- **Given request**
Reproduce all of the data exactly.

- **Information provided**
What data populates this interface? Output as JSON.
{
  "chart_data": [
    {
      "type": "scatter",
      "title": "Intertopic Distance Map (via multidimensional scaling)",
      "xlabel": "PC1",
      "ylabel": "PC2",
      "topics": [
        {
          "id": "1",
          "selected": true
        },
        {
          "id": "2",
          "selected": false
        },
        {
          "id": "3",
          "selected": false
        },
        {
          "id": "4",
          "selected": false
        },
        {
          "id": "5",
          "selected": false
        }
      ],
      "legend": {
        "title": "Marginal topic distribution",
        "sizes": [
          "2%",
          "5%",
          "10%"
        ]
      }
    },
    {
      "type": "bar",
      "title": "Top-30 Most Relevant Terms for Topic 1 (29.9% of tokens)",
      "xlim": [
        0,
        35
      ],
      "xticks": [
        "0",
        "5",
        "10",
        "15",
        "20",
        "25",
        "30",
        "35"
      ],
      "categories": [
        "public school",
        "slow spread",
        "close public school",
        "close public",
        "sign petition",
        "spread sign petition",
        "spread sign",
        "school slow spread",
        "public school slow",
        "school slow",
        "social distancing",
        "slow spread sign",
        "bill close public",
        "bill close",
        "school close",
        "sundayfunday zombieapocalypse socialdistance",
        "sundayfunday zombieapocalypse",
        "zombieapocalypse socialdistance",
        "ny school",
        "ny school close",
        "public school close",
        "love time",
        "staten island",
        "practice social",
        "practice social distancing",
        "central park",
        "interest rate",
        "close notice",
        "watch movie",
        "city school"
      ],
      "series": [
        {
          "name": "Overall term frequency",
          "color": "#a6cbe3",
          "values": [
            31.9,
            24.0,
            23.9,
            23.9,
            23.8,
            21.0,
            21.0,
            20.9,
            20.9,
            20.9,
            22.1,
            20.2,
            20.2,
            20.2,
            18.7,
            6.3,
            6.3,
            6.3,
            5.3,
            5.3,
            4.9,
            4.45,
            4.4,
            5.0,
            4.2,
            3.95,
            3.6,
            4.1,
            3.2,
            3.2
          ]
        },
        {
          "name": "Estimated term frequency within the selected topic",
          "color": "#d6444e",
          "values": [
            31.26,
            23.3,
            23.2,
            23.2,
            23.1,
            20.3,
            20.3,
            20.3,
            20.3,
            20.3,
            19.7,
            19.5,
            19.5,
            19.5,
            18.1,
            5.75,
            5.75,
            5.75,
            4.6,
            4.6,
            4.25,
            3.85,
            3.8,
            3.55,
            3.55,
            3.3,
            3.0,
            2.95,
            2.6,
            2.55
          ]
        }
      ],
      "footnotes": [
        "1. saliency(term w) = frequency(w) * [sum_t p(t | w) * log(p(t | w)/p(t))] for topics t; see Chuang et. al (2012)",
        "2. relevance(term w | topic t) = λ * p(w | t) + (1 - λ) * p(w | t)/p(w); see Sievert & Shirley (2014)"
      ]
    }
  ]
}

- **Solution below**
What data populates this interface? Output as JSON.
{
  "chart_data": [
    {
      "type": "scatter",
      "title": "Intertopic Distance Map (via multidimensional scaling)",
      "xlabel": "PC1",
      "ylabel": "PC2",
      "topics": [
        {
          "id": "1",
          "selected": true
        },
        {
          "id": "2",
          "selected": false
        },
        {
          "id": "3",
          "selected": false
        },
        {
          "id": "4",
          "selected": false
        },
        {
          "id": "5",
          "selected": false
        }
      ],
      "legend": {
        "title": "Marginal topic distribution",
        "sizes": [
          "2%",
          "5%",
          "10%"
        ]
      }
    },
    {
      "type": "bar",
      "title": "Top-30 Most Relevant Terms for Topic 1 (29.9% of tokens)",
      "xlim": [
        0,
        35
      ],
      "xticks": [
        "0",
        "5",
        "10",
        "15",
        "20",
        "25",
        "30",
        "35"
      ],
      "categories": [
        "public school",
        "slow spread",
        "close public school",
        "close public",
        "sign petition",
        "spread sign petition",
        "spread sign",
        "school slow spread",
        "public school slow",
        "school slow",
        "social distancing",
        "slow spread sign",
        "bill close public",
        "bill close",
        "school close",
        "sundayfunday zombieapocalypse socialdistance",
        "sundayfunday zombieapocalypse",
        "zombieapocalypse socialdistance",
        "ny school",
        "ny school close",
        "public school close",
        "love time",
        "staten island",
        "practice social",
        "practice social distancing",
        "central park",
        "interest rate",
        "close notice",
        "watch movie",
        "city school"
      ],
      "series": [
        {
          "name": "Overall term frequency",
          "color": "#a6cbe3",
          "values": [
            31.9,
            24.0,
            23.9,
            23.9,
            23.8,
            21.0,
            21.0,
            20.9,
            20.9,
            20.9,
            22.1,
            20.2,
            20.2,
            20.2,
            18.7,
            6.3,
            6.3,
            6.3,
            5.3,
            5.3,
            4.9,
            4.45,
            4.4,
            5.0,
            4.2,
            3.95,
            3.6,
            4.1,
            3.2,
            3.2
          ]
        },
        {
          "name": "Estimated term frequency within the selected topic",
          "color": "#d6444e",
          "values": [
            31.26,
            23.3,
            23.2,
            23.2,
            23.1,
            20.3,
            20.3,
            20.3,
            20.3,
            20.3,
            19.7,
            19.5,
            19.5,
            19.5,
            18.1,
            5.75,
            5.75,
            5.75,
            4.6,
            4.6,
            4.25,
            3.85,
            3.8,
            3.55,
            3.55,
            3.3,
            3.0,
            2.95,
            2.6,
            2.55
          ]
        }
      ],
      "footnotes": [
        "1. saliency(term w) = frequency(w) * [sum_t p(t | w) * log(p(t | w)/p(t))] for topics t; see Chuang et. al (2012)",
        "2. relevance(term w | topic t) = λ * p(w | t) + (1 - λ) * p(w | t)/p(w); see Sievert & Shirley (2014)"
      ]
    }
  ]
}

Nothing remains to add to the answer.